Exercise details —
Filter these entries, keeping only lines that hold the word "description".

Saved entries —
◆ ◆ ◆ ◆

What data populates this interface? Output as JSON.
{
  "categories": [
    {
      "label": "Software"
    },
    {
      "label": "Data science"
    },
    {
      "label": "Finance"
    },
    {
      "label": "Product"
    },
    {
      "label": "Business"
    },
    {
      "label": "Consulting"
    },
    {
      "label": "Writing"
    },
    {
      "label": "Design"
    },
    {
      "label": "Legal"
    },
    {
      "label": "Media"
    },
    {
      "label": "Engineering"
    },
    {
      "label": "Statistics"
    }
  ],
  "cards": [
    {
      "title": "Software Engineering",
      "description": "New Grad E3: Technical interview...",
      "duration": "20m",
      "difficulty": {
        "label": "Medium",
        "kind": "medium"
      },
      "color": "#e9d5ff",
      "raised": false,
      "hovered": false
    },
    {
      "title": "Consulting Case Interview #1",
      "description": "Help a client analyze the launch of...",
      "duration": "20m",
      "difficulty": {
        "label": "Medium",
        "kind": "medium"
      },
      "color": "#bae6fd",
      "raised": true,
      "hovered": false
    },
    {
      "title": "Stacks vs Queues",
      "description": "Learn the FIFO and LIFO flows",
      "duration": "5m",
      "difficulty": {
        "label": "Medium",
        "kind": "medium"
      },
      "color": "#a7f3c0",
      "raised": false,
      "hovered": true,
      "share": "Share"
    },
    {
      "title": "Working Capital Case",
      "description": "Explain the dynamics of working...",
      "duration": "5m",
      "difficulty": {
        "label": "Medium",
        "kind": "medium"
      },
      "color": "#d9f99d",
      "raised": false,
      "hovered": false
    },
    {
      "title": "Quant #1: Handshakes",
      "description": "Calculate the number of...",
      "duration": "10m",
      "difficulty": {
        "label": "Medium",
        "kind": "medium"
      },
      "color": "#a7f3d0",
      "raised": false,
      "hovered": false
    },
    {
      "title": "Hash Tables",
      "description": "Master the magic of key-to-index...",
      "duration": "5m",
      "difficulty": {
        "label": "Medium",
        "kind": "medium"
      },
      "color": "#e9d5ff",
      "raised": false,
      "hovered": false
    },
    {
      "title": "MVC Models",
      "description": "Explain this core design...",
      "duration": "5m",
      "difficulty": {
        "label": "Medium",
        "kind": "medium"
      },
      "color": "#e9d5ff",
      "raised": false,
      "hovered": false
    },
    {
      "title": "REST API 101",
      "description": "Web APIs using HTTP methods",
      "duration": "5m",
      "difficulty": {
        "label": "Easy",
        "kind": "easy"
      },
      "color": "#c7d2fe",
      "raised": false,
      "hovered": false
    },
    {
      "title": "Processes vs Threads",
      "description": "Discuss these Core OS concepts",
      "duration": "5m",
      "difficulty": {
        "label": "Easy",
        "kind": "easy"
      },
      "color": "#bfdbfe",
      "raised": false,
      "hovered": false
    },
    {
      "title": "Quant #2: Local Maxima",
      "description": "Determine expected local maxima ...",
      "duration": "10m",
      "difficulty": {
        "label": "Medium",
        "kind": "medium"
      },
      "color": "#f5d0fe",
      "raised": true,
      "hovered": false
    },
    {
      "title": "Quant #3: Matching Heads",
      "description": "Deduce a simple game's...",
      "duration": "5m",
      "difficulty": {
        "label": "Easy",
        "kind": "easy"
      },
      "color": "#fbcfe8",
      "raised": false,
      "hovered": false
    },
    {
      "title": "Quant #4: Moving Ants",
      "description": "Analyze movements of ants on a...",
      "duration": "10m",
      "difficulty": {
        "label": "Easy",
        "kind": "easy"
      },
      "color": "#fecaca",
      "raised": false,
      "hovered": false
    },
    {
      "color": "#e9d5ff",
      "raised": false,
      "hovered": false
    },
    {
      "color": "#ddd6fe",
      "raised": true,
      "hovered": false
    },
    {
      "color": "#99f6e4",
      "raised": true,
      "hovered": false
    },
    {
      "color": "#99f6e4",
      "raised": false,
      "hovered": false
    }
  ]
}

◆ ◆ ◆ ◆

Completed task —
      "description": "New Grad E3: Technical interview...",
      "description": "Help a client analyze the launch of...",
      "description": "Learn the FIFO and LIFO flows",
      "description": "Explain the dynamics of working...",
      "description": "Calculate the number of...",
      "description": "Master the magic of key-to-index...",
      "description": "Explain this core design...",
      "description": "Web APIs using HTTP methods",
      "description": "Discuss these Core OS concepts",
      "description": "Determine expected local maxima ...",
      "description": "Deduce a simple game's...",
      "description": "Analyze movements of ants on a...",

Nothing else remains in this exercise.